Problem statement: Transcribe the data that follows precisely, omitting nothing.

* Start Data lines *

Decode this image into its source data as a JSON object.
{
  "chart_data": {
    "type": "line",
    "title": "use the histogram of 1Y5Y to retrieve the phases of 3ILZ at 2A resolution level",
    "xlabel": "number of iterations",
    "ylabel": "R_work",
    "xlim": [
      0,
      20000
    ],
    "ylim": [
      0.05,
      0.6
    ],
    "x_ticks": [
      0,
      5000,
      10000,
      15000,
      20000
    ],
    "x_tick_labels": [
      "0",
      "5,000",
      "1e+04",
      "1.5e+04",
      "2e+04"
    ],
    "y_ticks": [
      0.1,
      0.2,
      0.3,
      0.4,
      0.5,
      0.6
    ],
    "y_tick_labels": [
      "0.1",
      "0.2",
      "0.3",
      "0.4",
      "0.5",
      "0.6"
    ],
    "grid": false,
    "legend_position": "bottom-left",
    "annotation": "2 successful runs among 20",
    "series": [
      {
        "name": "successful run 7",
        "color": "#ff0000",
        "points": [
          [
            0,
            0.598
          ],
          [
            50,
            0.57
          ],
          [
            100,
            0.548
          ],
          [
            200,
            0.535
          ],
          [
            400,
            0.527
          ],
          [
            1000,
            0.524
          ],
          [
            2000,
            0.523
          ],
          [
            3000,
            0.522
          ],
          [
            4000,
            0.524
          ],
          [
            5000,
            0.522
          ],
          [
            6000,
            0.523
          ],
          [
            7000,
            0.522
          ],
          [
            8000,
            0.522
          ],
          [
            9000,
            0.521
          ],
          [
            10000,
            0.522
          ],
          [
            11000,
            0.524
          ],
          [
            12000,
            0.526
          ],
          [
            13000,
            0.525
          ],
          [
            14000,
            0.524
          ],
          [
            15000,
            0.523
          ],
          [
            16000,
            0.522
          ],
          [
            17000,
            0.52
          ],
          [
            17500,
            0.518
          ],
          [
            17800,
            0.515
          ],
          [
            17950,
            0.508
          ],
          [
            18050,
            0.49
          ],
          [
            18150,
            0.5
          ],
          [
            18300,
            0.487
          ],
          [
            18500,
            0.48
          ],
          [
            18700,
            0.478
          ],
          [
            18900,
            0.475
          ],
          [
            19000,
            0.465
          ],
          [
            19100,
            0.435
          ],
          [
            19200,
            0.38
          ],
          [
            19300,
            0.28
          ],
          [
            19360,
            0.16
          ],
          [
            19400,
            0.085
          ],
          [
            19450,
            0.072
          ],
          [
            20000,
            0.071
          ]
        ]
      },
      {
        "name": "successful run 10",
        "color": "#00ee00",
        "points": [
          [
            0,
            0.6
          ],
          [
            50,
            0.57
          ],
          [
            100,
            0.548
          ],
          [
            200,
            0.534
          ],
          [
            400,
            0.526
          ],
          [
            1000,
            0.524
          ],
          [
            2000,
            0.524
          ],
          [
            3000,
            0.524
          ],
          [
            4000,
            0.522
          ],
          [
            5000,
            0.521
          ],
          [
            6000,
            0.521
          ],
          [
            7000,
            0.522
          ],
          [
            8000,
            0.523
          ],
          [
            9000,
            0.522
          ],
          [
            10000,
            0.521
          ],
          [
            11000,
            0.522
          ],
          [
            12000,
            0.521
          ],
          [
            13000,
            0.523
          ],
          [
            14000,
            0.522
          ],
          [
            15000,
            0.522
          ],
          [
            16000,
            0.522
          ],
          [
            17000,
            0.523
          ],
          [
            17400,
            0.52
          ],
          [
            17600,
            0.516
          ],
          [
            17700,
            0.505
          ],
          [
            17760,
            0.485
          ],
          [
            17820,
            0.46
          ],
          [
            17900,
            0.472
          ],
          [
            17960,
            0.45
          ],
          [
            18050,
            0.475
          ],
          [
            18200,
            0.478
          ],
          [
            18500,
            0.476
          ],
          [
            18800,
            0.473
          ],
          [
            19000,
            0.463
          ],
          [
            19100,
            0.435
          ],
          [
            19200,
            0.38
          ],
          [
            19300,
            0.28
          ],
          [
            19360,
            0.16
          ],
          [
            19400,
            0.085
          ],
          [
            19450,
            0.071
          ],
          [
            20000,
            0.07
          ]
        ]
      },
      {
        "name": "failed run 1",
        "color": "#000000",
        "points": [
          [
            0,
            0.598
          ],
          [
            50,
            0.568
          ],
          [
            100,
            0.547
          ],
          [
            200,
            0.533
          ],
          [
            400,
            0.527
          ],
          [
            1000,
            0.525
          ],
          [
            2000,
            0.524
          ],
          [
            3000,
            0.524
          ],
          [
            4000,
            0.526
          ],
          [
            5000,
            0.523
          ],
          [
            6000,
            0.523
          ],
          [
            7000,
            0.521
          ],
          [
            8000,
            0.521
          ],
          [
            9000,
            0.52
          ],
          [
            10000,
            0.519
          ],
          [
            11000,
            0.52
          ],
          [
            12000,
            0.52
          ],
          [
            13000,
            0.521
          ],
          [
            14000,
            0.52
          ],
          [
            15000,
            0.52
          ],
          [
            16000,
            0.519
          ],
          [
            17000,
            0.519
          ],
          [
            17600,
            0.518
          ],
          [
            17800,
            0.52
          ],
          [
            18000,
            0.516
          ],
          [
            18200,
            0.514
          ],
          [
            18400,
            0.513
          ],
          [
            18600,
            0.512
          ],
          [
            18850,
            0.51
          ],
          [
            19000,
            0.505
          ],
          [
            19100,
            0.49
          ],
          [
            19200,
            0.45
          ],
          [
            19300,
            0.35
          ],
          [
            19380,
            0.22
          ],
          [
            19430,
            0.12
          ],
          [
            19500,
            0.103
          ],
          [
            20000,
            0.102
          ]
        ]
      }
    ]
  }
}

* End Data lines *

Expected output:
Decode this image into its source data as a JSON object.
{
  "chart_data": {
    "type": "line",
    "title": "use the histogram of 1Y5Y to retrieve the phases of 3ILZ at 2A resolution level",
    "xlabel": "number of iterations",
    "ylabel": "R_work",
    "xlim": [
      0,
      20000
    ],
    "ylim": [
      0.05,
      0.6
    ],
    "x_ticks": [
      0,
      5000,
      10000,
      15000,
      20000
    ],
    "x_tick_labels": [
      "0",
      "5,000",
      "1e+04",
      "1.5e+04",
      "2e+04"
    ],
    "y_ticks": [
      0.1,
      0.2,
      0.3,
      0.4,
      0.5,
      0.6
    ],
    "y_tick_labels": [
      "0.1",
      "0.2",
      "0.3",
      "0.4",
      "0.5",
      "0.6"
    ],
    "grid": false,
    "legend_position": "bottom-left",
    "annotation": "2 successful runs among 20",
    "series": [
      {
        "name": "successful run 7",
        "color": "#ff0000",
        "points": [
          [
            0,
            0.598
          ],
          [
            50,
            0.57
          ],
          [
            100,
            0.548
          ],
          [
            200,
            0.535
          ],
          [
            400,
            0.527
          ],
          [
            1000,
            0.524
          ],
          [
            2000,
            0.523
          ],
          [
            3000,
            0.522
          ],
          [
            4000,
            0.524
          ],
          [
            5000,
            0.522
          ],
          [
            6000,
            0.523
          ],
          [
            7000,
            0.522
          ],
          [
            8000,
            0.522
          ],
          [
            9000,
            0.521
          ],
          [
            10000,
            0.522
          ],
          [
            11000,
            0.524
          ],
          [
            12000,
            0.526
          ],
          [
            13000,
            0.525
          ],
          [
            14000,
            0.524
          ],
          [
            15000,
            0.523
          ],
          [
            16000,
            0.522
          ],
          [
            17000,
            0.52
          ],
          [
            17500,
            0.518
          ],
          [
            17800,
            0.515
          ],
          [
            17950,
            0.508
          ],
          [
            18050,
            0.49
          ],
          [
            18150,
            0.5
          ],
          [
            18300,
            0.487
          ],
          [
            18500,
            0.48
          ],
          [
            18700,
            0.478
          ],
          [
            18900,
            0.475
          ],
          [
            19000,
            0.465
          ],
          [
            19100,
            0.435
          ],
          [
            19200,
            0.38
          ],
          [
            19300,
            0.28
          ],
          [
            19360,
            0.16
          ],
          [
            19400,
            0.085
          ],
          [
            19450,
            0.072
          ],
          [
            20000,
            0.071
          ]
        ]
      },
      {
        "name": "successful run 10",
        "color": "#00ee00",
        "points": [
          [
            0,
            0.6
          ],
          [
            50,
            0.57
          ],
          [
            100,
            0.548
          ],
          [
            200,
            0.534
          ],
          [
            400,
            0.526
          ],
          [
            1000,
            0.524
          ],
          [
            2000,
            0.524
          ],
          [
            3000,
            0.524
          ],
          [
            4000,
            0.522
          ],
          [
            5000,
            0.521
          ],
          [
            6000,
            0.521
          ],
          [
            7000,
            0.522
          ],
          [
            8000,
            0.523
          ],
          [
            9000,
            0.522
          ],
          [
            10000,
            0.521
          ],
          [
            11000,
            0.522
          ],
          [
            12000,
            0.521
          ],
          [
            13000,
            0.523
          ],
          [
            14000,
            0.522
          ],
          [
            15000,
            0.522
          ],
          [
            16000,
            0.522
          ],
          [
            17000,
            0.523
          ],
          [
            17400,
            0.52
          ],
          [
            17600,
            0.516
          ],
          [
            17700,
            0.505
          ],
          [
            17760,
            0.485
          ],
          [
            17820,
            0.46
          ],
          [
            17900,
            0.472
          ],
          [
            17960,
            0.45
          ],
          [
            18050,
            0.475
          ],
          [
            18200,
            0.478
          ],
          [
            18500,
            0.476
          ],
          [
            18800,
            0.473
          ],
          [
            19000,
            0.463
          ],
          [
            19100,
            0.435
          ],
          [
            19200,
            0.38
          ],
          [
            19300,
            0.28
          ],
          [
            19360,
            0.16
          ],
          [
            19400,
            0.085
          ],
          [
            19450,
            0.071
          ],
          [
            20000,
            0.07
          ]
        ]
      },
      {
        "name": "failed run 1",
        "color": "#000000",
        "points": [
          [
            0,
            0.598
          ],
          [
            50,
            0.568
          ],
          [
            100,
            0.547
          ],
          [
            200,
            0.533
          ],
          [
            400,
            0.527
          ],
          [
            1000,
            0.525
          ],
          [
            2000,
            0.524
          ],
          [
            3000,
            0.524
          ],
          [
            4000,
            0.526
          ],
          [
            5000,
            0.523
          ],
          [
            6000,
            0.523
          ],
          [
            7000,
            0.521
          ],
          [
            8000,
            0.521
          ],
          [
            9000,
            0.52
          ],
          [
            10000,
            0.519
          ],
          [
            11000,
            0.52
          ],
          [
            12000,
            0.52
          ],
          [
            13000,
            0.521
          ],
          [
            14000,
            0.52
          ],
          [
            15000,
            0.52
          ],
          [
            16000,
            0.519
          ],
          [
            17000,
            0.519
          ],
          [
            17600,
            0.518
          ],
          [
            17800,
            0.52
          ],
          [
            18000,
            0.516
          ],
          [
            18200,
            0.514
          ],
          [
            18400,
            0.513
          ],
          [
            18600,
            0.512
          ],
          [
            18850,
            0.51
          ],
          [
            19000,
            0.505
          ],
          [
            19100,
            0.49
          ],
          [
            19200,
            0.45
          ],
          [
            19300,
            0.35
          ],
          [
            19380,
            0.22
          ],
          [
            19430,
            0.12
          ],
          [
            19500,
            0.103
          ],
          [
            20000,
            0.102
          ]
        ]
      }
    ]
  }
}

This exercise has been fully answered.